Task brief — Search the records for the word "color" and pick out every line that has it.

====== Data section

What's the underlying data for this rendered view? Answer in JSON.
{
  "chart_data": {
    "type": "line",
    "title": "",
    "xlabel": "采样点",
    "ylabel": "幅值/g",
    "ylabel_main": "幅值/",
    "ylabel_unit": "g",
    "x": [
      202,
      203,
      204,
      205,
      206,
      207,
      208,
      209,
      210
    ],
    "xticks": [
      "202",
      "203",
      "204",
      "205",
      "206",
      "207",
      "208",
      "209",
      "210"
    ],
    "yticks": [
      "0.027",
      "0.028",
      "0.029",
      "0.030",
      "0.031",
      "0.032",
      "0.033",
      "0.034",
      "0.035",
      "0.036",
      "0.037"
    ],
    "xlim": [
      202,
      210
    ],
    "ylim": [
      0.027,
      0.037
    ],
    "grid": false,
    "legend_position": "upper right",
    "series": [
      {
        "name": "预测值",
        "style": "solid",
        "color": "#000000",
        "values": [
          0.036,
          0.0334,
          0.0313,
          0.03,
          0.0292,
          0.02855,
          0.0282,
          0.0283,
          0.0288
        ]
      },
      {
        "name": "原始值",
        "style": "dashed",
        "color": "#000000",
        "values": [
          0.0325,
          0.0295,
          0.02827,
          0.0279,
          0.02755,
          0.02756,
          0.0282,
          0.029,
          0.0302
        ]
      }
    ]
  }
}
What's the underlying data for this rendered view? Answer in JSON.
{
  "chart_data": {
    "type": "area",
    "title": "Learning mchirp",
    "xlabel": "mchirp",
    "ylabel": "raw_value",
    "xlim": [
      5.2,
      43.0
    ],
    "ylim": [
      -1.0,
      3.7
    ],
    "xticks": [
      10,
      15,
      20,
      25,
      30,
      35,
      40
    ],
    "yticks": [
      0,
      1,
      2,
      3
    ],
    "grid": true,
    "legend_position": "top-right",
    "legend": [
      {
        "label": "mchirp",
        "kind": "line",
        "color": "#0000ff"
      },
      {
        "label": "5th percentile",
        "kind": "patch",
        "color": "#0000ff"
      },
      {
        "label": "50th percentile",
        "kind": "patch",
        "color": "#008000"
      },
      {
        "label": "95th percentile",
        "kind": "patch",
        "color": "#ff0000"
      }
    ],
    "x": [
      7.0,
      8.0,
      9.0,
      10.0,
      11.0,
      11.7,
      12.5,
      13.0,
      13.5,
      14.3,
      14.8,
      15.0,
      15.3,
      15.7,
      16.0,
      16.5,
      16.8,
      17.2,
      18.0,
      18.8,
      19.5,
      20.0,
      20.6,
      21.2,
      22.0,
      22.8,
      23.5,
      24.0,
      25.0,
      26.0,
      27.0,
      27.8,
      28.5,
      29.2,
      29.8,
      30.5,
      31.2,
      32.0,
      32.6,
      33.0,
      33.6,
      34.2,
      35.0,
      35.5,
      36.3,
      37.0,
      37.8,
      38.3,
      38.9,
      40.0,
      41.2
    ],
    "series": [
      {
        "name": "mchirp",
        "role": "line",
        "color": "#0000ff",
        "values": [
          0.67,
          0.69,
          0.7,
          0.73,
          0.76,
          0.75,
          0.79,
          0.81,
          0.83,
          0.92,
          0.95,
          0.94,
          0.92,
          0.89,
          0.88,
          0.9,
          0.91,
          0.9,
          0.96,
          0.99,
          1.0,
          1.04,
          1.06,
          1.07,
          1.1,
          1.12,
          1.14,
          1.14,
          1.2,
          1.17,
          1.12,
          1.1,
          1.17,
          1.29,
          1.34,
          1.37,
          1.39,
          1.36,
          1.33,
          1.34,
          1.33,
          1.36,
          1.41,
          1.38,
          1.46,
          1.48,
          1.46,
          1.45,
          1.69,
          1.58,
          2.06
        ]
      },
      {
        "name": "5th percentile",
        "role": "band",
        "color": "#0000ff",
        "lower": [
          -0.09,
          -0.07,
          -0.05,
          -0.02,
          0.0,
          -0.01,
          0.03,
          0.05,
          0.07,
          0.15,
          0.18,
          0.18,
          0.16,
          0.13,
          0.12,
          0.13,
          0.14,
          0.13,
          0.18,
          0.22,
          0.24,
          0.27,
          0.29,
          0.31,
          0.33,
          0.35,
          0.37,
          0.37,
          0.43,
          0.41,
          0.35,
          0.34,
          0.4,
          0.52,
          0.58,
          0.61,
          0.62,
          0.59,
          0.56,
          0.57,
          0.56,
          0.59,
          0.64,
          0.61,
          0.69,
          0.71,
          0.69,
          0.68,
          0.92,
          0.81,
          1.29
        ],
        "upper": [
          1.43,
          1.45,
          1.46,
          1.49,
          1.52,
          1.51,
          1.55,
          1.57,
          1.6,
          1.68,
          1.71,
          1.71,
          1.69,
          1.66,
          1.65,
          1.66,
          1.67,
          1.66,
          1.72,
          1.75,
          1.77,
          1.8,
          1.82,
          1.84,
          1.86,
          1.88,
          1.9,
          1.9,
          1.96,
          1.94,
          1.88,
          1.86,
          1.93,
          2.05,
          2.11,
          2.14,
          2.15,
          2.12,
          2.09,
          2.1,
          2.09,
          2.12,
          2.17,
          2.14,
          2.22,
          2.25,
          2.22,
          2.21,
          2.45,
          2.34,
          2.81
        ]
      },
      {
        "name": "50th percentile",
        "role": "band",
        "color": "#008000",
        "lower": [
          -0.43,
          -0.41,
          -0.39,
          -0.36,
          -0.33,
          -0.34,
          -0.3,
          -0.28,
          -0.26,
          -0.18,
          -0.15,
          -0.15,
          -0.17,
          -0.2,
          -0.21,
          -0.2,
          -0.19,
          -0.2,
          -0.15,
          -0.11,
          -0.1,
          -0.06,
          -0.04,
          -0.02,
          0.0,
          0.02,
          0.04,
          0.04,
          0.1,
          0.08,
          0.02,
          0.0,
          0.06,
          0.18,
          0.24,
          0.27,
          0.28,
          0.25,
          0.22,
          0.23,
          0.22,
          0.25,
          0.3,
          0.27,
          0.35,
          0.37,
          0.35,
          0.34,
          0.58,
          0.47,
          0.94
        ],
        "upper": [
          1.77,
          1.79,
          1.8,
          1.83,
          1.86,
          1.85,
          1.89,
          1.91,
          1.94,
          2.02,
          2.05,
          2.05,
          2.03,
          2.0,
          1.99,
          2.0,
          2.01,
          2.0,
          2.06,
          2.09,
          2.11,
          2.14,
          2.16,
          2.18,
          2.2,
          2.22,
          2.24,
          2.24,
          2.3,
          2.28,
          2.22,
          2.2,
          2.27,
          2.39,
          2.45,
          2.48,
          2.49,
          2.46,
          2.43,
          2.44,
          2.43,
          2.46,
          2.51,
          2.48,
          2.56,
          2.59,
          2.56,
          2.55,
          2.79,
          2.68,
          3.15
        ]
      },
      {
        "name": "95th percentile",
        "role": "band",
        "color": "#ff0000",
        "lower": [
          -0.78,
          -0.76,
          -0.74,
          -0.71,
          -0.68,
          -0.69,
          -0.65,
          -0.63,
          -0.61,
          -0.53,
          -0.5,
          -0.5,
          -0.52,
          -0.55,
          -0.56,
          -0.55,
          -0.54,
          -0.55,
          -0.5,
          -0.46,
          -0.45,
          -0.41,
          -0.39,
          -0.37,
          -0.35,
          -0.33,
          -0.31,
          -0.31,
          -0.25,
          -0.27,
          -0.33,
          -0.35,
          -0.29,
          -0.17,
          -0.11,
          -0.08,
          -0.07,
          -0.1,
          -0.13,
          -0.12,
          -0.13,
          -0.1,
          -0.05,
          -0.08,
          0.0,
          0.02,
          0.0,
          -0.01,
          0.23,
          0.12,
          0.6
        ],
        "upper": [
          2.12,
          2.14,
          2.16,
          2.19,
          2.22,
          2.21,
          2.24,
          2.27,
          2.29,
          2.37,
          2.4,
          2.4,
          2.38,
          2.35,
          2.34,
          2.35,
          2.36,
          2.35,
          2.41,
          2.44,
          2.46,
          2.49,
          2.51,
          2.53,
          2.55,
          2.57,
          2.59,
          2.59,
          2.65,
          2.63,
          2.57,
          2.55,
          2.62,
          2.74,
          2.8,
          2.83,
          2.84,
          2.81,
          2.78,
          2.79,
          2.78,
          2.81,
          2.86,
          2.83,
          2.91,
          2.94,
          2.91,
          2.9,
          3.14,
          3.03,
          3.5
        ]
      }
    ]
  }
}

============

Result —
        "color": "#000000",
        "color": "#000000",
        "color": "#0000ff"
        "color": "#0000ff"
        "color": "#008000"
        "color": "#ff0000"
        "color": "#0000ff",
        "color": "#0000ff",
        "color": "#008000",
        "color": "#ff0000",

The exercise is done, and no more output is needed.